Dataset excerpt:
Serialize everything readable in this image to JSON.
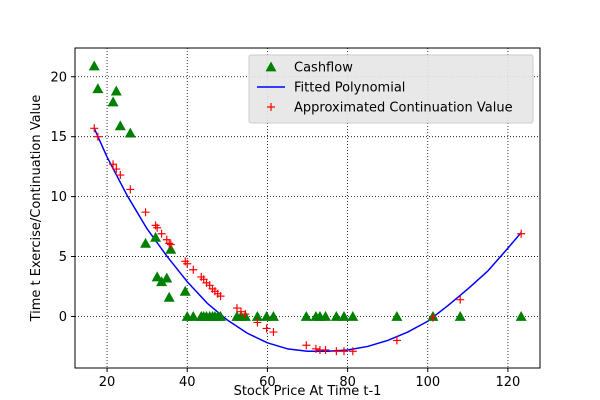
{
  "chart_data": {
    "type": "scatter",
    "title": "",
    "xlabel": "Stock Price At Time t-1",
    "ylabel": "Time t Exercise/Continuation Value",
    "xlim": [
      12,
      128
    ],
    "ylim": [
      -4.3,
      22.4
    ],
    "xticks": [
      20,
      40,
      60,
      80,
      100,
      120
    ],
    "yticks": [
      0,
      5,
      10,
      15,
      20
    ],
    "grid": true,
    "legend": {
      "placement": "top-right"
    },
    "series": [
      {
        "name": "Cashflow",
        "kind": "marker",
        "marker": "triangle",
        "color": "#008000",
        "x": [
          16.8,
          17.7,
          21.5,
          22.3,
          23.3,
          25.8,
          29.6,
          32.1,
          32.5,
          33.6,
          34.9,
          35.5,
          35.9,
          39.5,
          40.0,
          41.5,
          43.5,
          44.1,
          44.8,
          45.6,
          46.3,
          46.9,
          47.6,
          48.3,
          52.4,
          53.4,
          54.5,
          57.5,
          59.8,
          61.5,
          69.7,
          72.1,
          73.1,
          74.5,
          77.2,
          79.1,
          81.3,
          92.3,
          101.3,
          108.1,
          123.3
        ],
        "y": [
          20.9,
          19.0,
          17.9,
          18.8,
          15.9,
          15.3,
          6.1,
          6.6,
          3.3,
          2.9,
          3.2,
          1.6,
          5.6,
          2.1,
          0,
          0,
          0,
          0,
          0,
          0,
          0,
          0,
          0,
          0,
          0,
          0,
          0,
          0,
          0,
          0,
          0,
          0,
          0,
          0,
          0,
          0,
          0,
          0,
          0,
          0,
          0
        ]
      },
      {
        "name": "Fitted Polynomial",
        "kind": "line",
        "color": "#0000ff",
        "x": [
          16.8,
          20,
          25,
          30,
          35,
          40,
          45,
          50,
          55,
          60,
          65,
          70,
          75,
          80,
          85,
          90,
          95,
          100,
          105,
          110,
          115,
          120,
          123.3
        ],
        "y": [
          15.7,
          13.3,
          10.1,
          7.3,
          5.0,
          2.9,
          1.1,
          -0.3,
          -1.4,
          -2.2,
          -2.7,
          -2.9,
          -2.9,
          -2.8,
          -2.5,
          -2.0,
          -1.3,
          -0.4,
          0.9,
          2.3,
          3.8,
          5.7,
          7.0
        ]
      },
      {
        "name": "Approximated Continuation Value",
        "kind": "marker",
        "marker": "plus",
        "color": "#ff0000",
        "x": [
          16.8,
          17.7,
          21.5,
          22.3,
          23.3,
          25.8,
          29.6,
          32.1,
          32.5,
          33.6,
          34.9,
          35.5,
          35.9,
          39.5,
          40.0,
          41.5,
          43.5,
          44.1,
          44.8,
          45.6,
          46.3,
          46.9,
          47.6,
          48.3,
          52.4,
          53.4,
          54.5,
          57.5,
          59.8,
          61.5,
          69.7,
          72.1,
          73.1,
          74.5,
          77.2,
          79.1,
          81.3,
          92.3,
          101.3,
          108.1,
          123.3
        ],
        "y": [
          15.7,
          15.0,
          12.7,
          12.3,
          11.8,
          10.6,
          8.7,
          7.6,
          7.4,
          6.9,
          6.4,
          6.1,
          6.0,
          4.6,
          4.4,
          3.9,
          3.3,
          3.1,
          2.8,
          2.6,
          2.3,
          2.1,
          1.9,
          1.7,
          0.7,
          0.4,
          0.2,
          -0.5,
          -1.0,
          -1.3,
          -2.4,
          -2.7,
          -2.8,
          -2.8,
          -2.9,
          -2.9,
          -2.9,
          -2.0,
          -0.1,
          1.4,
          6.9
        ]
      }
    ]
  }
}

[Problem details] Write out the records above exactly as they stand, leaving out every picture.

[Response below]
Serialize everything readable in this image to JSON.
{
  "chart_data": {
    "type": "scatter",
    "title": "",
    "xlabel": "Stock Price At Time t-1",
    "ylabel": "Time t Exercise/Continuation Value",
    "xlim": [
      12,
      128
    ],
    "ylim": [
      -4.3,
      22.4
    ],
    "xticks": [
      20,
      40,
      60,
      80,
      100,
      120
    ],
    "yticks": [
      0,
      5,
      10,
      15,
      20
    ],
    "grid": true,
    "legend": {
      "placement": "top-right"
    },
    "series": [
      {
        "name": "Cashflow",
        "kind": "marker",
        "marker": "triangle",
        "color": "#008000",
        "x": [
          16.8,
          17.7,
          21.5,
          22.3,
          23.3,
          25.8,
          29.6,
          32.1,
          32.5,
          33.6,
          34.9,
          35.5,
          35.9,
          39.5,
          40.0,
          41.5,
          43.5,
          44.1,
          44.8,
          45.6,
          46.3,
          46.9,
          47.6,
          48.3,
          52.4,
          53.4,
          54.5,
          57.5,
          59.8,
          61.5,
          69.7,
          72.1,
          73.1,
          74.5,
          77.2,
          79.1,
          81.3,
          92.3,
          101.3,
          108.1,
          123.3
        ],
        "y": [
          20.9,
          19.0,
          17.9,
          18.8,
          15.9,
          15.3,
          6.1,
          6.6,
          3.3,
          2.9,
          3.2,
          1.6,
          5.6,
          2.1,
          0,
          0,
          0,
          0,
          0,
          0,
          0,
          0,
          0,
          0,
          0,
          0,
          0,
          0,
          0,
          0,
          0,
          0,
          0,
          0,
          0,
          0,
          0,
          0,
          0,
          0,
          0
        ]
      },
      {
        "name": "Fitted Polynomial",
        "kind": "line",
        "color": "#0000ff",
        "x": [
          16.8,
          20,
          25,
          30,
          35,
          40,
          45,
          50,
          55,
          60,
          65,
          70,
          75,
          80,
          85,
          90,
          95,
          100,
          105,
          110,
          115,
          120,
          123.3
        ],
        "y": [
          15.7,
          13.3,
          10.1,
          7.3,
          5.0,
          2.9,
          1.1,
          -0.3,
          -1.4,
          -2.2,
          -2.7,
          -2.9,
          -2.9,
          -2.8,
          -2.5,
          -2.0,
          -1.3,
          -0.4,
          0.9,
          2.3,
          3.8,
          5.7,
          7.0
        ]
      },
      {
        "name": "Approximated Continuation Value",
        "kind": "marker",
        "marker": "plus",
        "color": "#ff0000",
        "x": [
          16.8,
          17.7,
          21.5,
          22.3,
          23.3,
          25.8,
          29.6,
          32.1,
          32.5,
          33.6,
          34.9,
          35.5,
          35.9,
          39.5,
          40.0,
          41.5,
          43.5,
          44.1,
          44.8,
          45.6,
          46.3,
          46.9,
          47.6,
          48.3,
          52.4,
          53.4,
          54.5,
          57.5,
          59.8,
          61.5,
          69.7,
          72.1,
          73.1,
          74.5,
          77.2,
          79.1,
          81.3,
          92.3,
          101.3,
          108.1,
          123.3
        ],
        "y": [
          15.7,
          15.0,
          12.7,
          12.3,
          11.8,
          10.6,
          8.7,
          7.6,
          7.4,
          6.9,
          6.4,
          6.1,
          6.0,
          4.6,
          4.4,
          3.9,
          3.3,
          3.1,
          2.8,
          2.6,
          2.3,
          2.1,
          1.9,
          1.7,
          0.7,
          0.4,
          0.2,
          -0.5,
          -1.0,
          -1.3,
          -2.4,
          -2.7,
          -2.8,
          -2.8,
          -2.9,
          -2.9,
          -2.9,
          -2.0,
          -0.1,
          1.4,
          6.9
        ]
      }
    ]
  }
}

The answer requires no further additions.